- _Task directions_
Write the part of the records that opens with the line containing "rice-cell bbox=[715, 779, 724, 785]" and closes with the line containing "data-point bbox=[202, 317, 206, 320]" as a JSON list of strings, one string per line, skipping any blank lines. Include both of those lines and nothing else.

- _Source data_

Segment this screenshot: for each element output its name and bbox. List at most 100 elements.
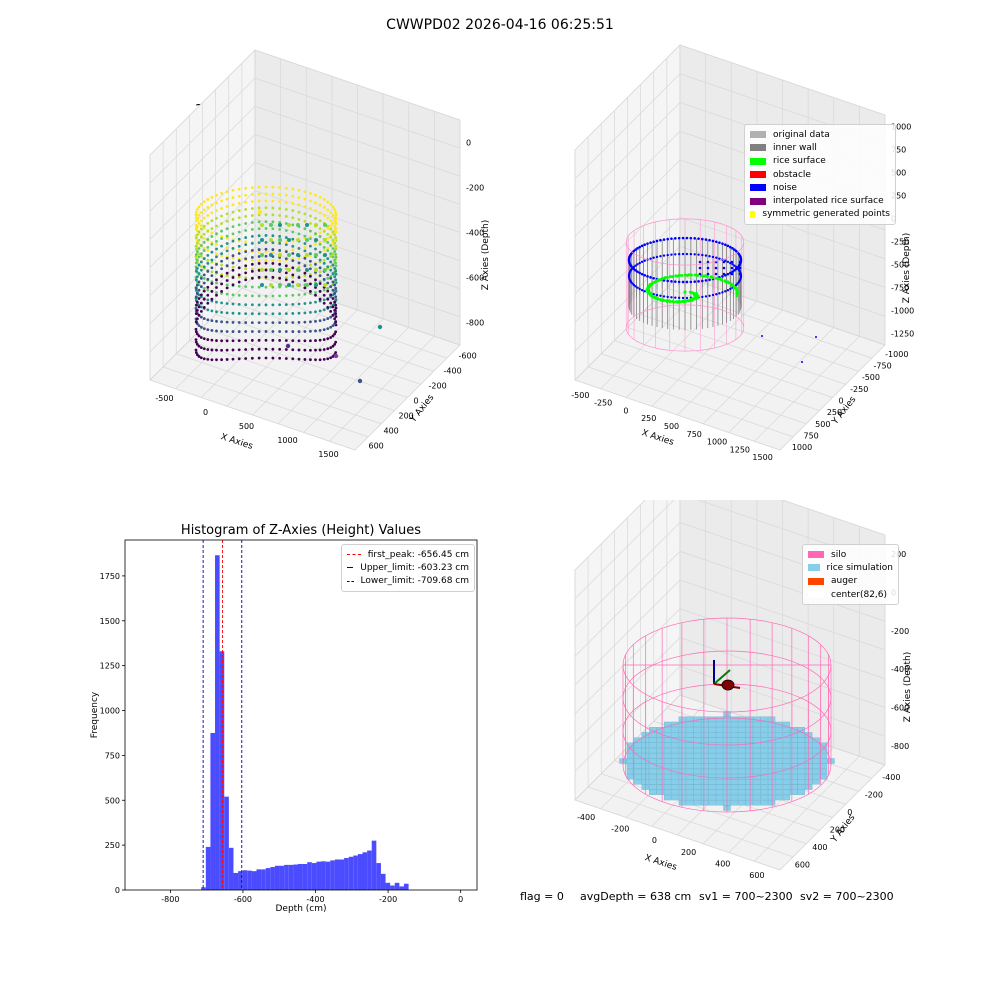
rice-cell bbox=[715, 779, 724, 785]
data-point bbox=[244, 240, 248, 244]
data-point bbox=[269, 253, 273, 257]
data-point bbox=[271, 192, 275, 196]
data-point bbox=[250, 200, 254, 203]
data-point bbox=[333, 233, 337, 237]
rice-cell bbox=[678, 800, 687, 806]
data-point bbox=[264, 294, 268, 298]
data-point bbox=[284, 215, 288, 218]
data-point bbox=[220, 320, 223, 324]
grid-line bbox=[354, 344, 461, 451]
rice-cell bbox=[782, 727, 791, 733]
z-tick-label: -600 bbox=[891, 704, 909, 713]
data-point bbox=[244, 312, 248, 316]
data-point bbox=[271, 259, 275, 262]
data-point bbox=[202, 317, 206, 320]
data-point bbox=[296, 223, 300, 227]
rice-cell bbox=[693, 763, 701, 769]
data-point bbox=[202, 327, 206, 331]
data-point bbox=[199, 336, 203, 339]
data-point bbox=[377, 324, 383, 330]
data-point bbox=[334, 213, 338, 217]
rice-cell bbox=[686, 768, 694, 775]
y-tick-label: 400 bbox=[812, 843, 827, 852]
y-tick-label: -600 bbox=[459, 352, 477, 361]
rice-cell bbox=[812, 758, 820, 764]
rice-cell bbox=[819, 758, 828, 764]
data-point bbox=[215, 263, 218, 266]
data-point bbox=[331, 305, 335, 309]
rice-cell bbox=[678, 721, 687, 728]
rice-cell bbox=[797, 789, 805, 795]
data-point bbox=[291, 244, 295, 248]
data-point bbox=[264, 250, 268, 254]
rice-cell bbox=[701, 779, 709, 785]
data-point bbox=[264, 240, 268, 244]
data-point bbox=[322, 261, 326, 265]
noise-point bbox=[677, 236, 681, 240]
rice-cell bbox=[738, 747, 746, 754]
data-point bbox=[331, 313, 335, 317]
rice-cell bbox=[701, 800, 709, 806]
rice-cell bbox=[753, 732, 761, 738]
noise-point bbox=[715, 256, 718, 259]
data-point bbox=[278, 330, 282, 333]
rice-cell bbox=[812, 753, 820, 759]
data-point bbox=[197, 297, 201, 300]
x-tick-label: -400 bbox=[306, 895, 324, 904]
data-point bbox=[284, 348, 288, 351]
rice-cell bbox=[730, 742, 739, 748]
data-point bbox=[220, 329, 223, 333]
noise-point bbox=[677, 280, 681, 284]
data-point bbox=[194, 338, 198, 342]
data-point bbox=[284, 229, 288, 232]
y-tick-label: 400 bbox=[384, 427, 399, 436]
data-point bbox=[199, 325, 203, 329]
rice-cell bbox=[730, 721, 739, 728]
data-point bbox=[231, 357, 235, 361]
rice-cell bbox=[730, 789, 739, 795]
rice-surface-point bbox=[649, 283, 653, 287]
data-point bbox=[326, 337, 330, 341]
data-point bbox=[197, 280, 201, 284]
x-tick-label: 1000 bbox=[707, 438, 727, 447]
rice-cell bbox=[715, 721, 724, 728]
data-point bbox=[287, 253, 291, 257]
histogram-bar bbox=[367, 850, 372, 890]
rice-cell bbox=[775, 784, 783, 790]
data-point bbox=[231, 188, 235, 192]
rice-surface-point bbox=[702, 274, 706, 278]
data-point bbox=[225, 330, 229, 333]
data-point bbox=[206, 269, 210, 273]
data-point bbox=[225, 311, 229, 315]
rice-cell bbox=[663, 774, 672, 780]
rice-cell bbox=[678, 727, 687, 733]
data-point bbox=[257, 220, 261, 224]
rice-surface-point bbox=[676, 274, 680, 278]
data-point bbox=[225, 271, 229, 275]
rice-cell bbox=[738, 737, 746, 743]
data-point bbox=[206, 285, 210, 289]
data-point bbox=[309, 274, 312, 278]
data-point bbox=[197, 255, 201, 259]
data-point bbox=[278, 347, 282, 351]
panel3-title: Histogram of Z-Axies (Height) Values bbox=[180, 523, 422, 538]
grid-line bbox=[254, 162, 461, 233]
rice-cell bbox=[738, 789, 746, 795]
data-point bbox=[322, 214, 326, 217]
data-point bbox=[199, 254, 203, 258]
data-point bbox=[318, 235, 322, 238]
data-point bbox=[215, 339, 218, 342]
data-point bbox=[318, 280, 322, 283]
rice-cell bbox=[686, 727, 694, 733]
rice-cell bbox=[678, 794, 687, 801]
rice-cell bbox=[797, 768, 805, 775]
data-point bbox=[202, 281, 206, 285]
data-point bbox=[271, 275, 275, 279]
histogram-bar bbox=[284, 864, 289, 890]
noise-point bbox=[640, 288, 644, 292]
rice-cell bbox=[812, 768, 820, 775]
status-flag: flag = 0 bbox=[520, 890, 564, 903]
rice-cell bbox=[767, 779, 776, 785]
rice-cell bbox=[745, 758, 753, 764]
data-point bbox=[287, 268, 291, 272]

- _Result of the task_
[
  "rice-cell bbox=[715, 779, 724, 785]",
  "data-point bbox=[244, 240, 248, 244]",
  "data-point bbox=[269, 253, 273, 257]",
  "data-point bbox=[271, 192, 275, 196]",
  "data-point bbox=[250, 200, 254, 203]",
  "data-point bbox=[333, 233, 337, 237]",
  "rice-cell bbox=[678, 800, 687, 806]",
  "data-point bbox=[264, 294, 268, 298]",
  "data-point bbox=[284, 215, 288, 218]",
  "data-point bbox=[220, 320, 223, 324]",
  "grid-line bbox=[354, 344, 461, 451]",
  "rice-cell bbox=[782, 727, 791, 733]",
  "z-tick-label: -600 bbox=[891, 704, 909, 713]",
  "data-point bbox=[244, 312, 248, 316]",
  "data-point bbox=[271, 259, 275, 262]",
  "data-point bbox=[202, 317, 206, 320]"
]